Tally the lines containing the word "value" and give the total alone.

## begin

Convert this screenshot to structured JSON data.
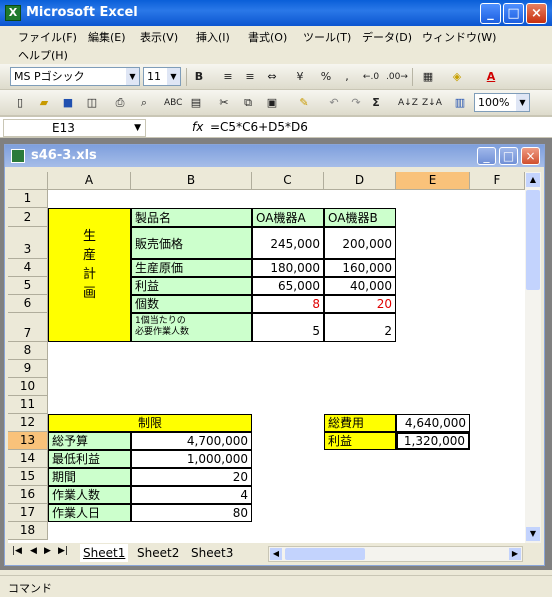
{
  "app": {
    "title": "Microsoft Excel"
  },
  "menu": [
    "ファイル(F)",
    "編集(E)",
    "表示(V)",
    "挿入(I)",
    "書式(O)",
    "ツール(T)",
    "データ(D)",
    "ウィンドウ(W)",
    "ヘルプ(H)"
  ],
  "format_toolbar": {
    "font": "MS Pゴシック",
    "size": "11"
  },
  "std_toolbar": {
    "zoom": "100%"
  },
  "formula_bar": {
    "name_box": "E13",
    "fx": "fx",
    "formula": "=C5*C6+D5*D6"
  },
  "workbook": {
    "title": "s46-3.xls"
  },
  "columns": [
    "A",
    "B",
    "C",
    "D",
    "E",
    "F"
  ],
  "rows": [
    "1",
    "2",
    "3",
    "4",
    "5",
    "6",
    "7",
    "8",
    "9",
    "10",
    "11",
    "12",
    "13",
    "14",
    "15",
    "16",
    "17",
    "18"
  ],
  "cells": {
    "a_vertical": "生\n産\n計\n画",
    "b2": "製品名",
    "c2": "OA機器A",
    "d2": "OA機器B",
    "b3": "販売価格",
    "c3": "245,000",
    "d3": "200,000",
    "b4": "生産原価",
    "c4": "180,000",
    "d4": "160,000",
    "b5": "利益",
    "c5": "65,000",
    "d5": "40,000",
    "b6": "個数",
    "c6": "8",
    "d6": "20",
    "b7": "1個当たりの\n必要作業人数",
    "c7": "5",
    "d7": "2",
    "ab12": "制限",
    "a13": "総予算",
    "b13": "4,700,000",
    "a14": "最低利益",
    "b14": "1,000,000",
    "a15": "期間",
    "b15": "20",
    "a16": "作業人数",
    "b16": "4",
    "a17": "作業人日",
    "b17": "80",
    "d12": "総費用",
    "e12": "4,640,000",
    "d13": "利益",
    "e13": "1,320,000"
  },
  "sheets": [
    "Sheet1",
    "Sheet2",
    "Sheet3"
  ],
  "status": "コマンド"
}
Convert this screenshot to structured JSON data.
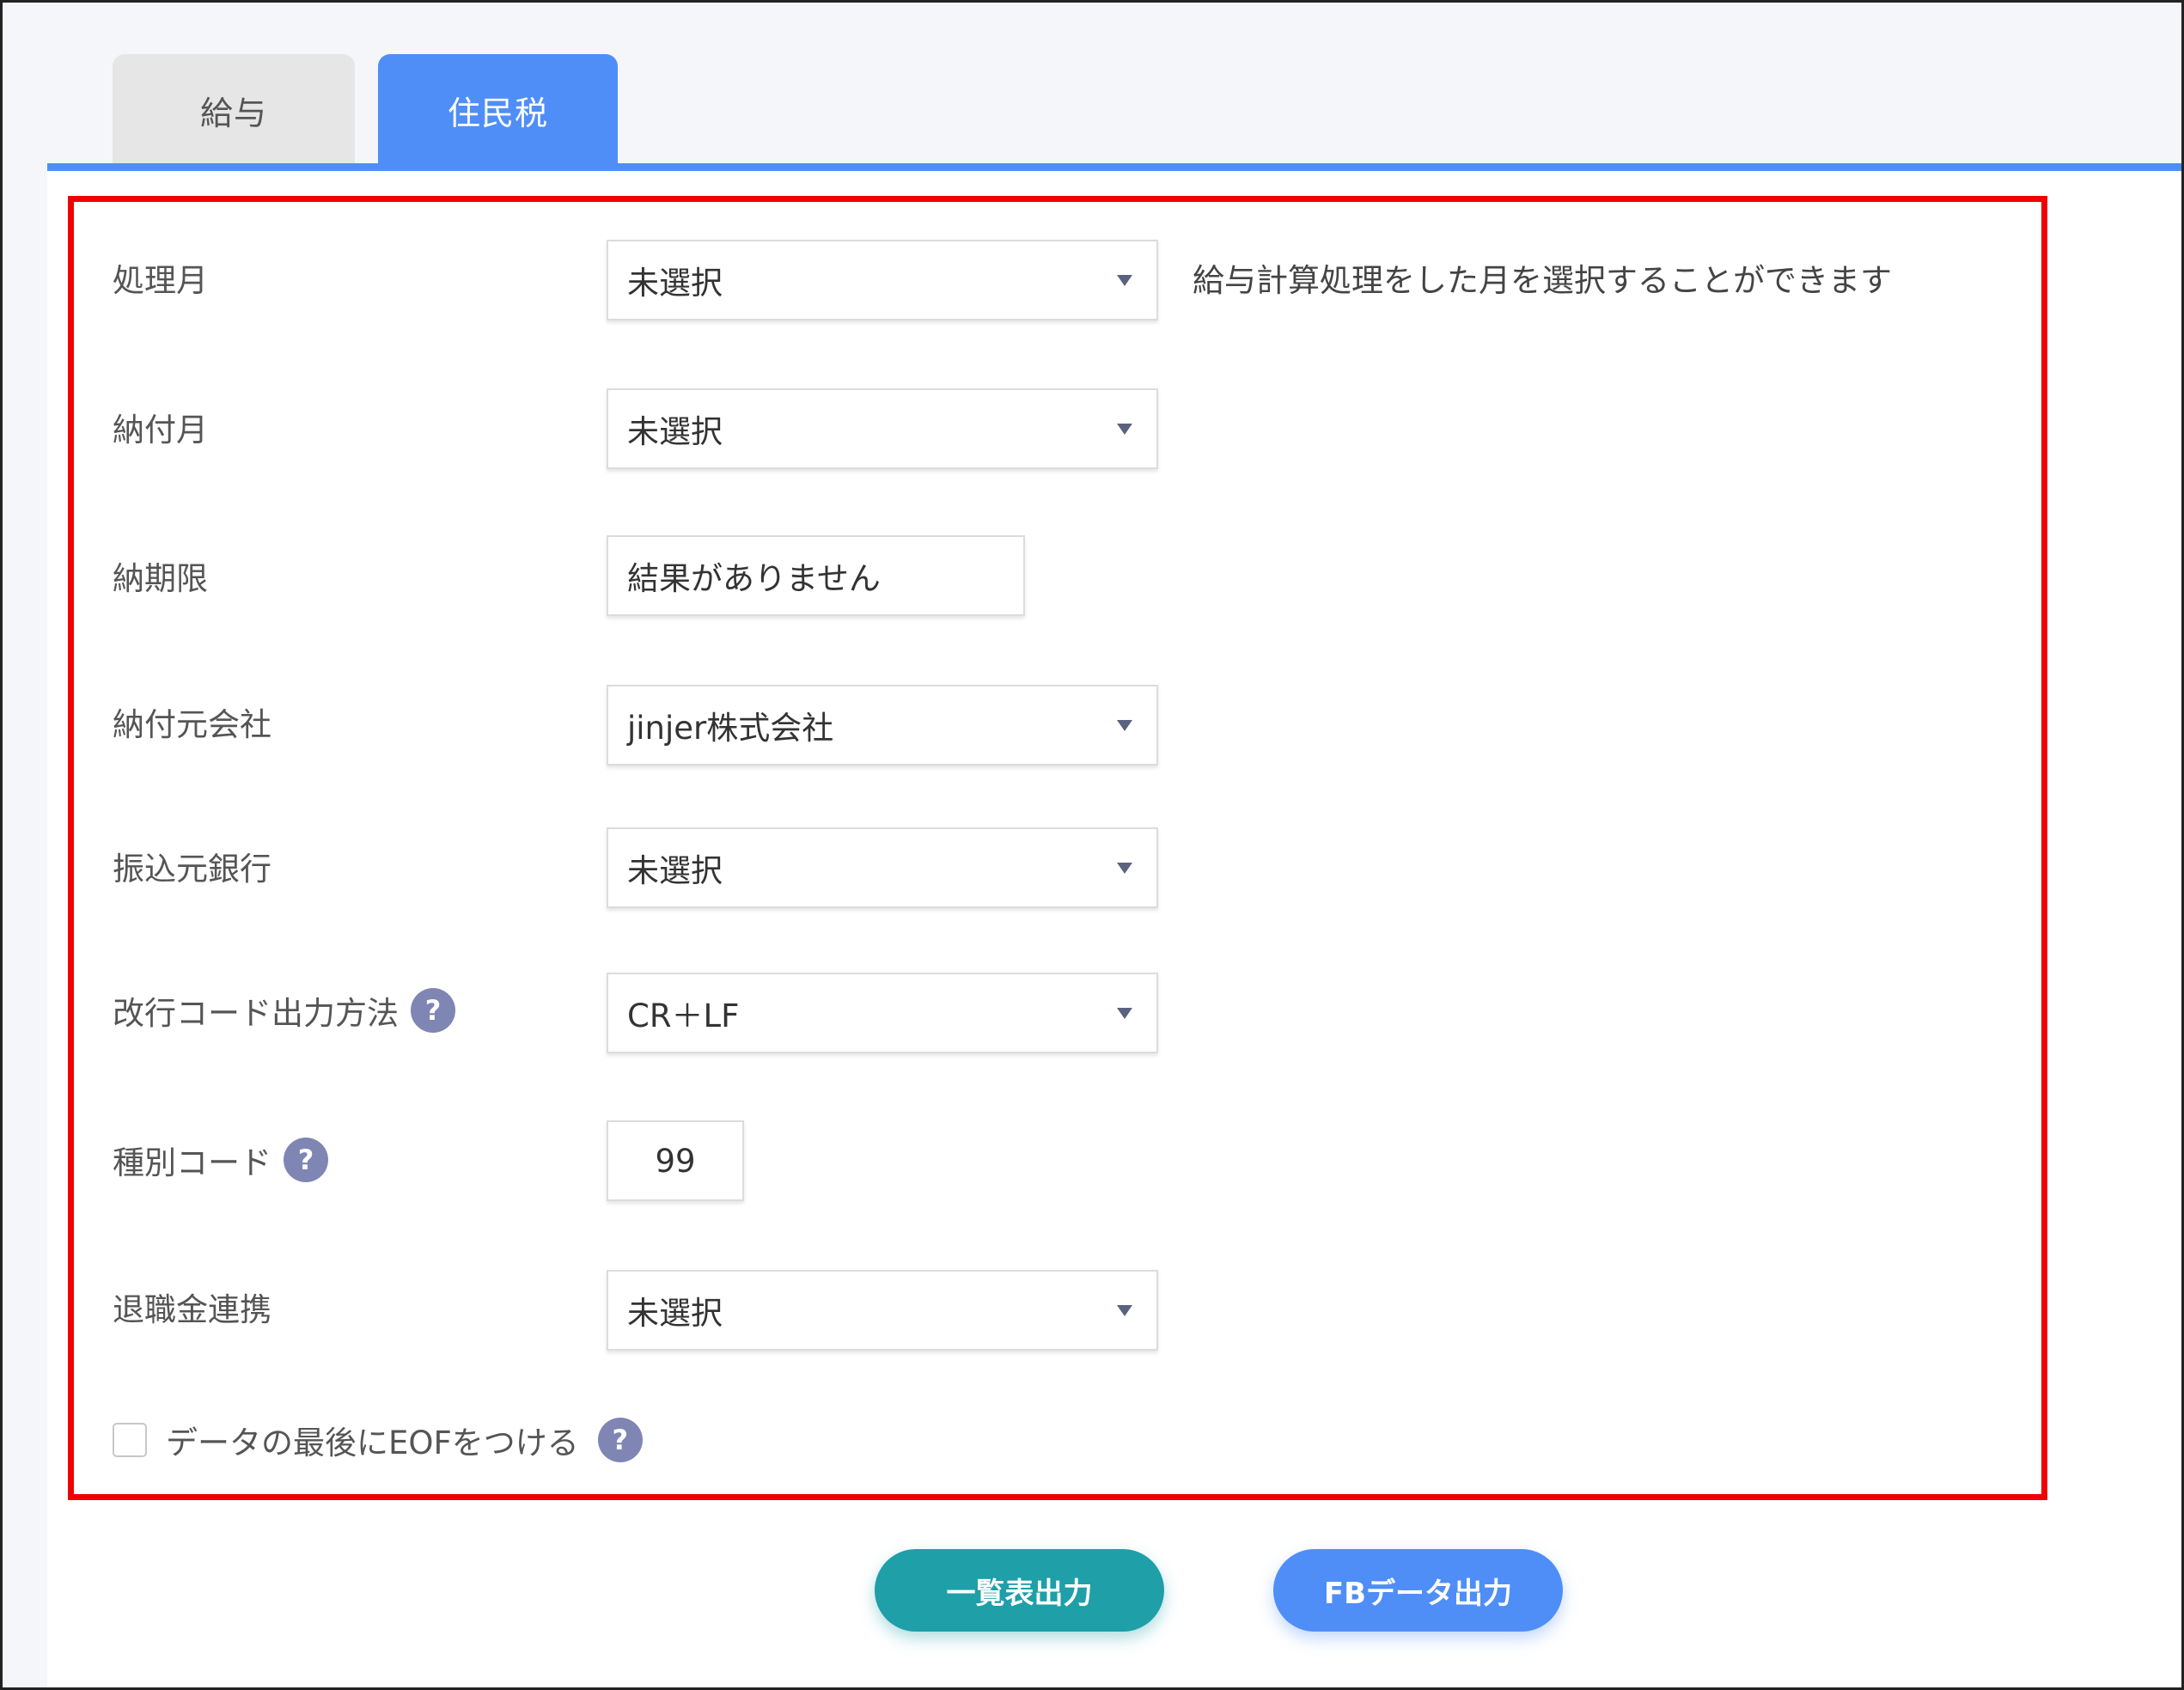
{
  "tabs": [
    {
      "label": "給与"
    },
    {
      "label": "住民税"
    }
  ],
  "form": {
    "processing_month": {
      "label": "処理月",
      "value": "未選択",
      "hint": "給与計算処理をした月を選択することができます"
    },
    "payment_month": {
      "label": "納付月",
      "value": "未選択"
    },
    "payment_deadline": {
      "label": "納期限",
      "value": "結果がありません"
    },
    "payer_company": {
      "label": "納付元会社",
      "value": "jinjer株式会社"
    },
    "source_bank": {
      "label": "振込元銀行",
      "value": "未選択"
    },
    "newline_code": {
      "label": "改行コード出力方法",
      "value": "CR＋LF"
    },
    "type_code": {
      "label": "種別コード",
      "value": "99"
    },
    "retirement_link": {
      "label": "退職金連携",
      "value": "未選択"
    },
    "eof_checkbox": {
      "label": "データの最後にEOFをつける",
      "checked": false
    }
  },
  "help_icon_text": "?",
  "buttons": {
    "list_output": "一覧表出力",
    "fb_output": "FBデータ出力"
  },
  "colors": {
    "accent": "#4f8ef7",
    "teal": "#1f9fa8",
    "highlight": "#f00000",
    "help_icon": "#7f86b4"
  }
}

## end

**PROBLEM SOLUTION:** 8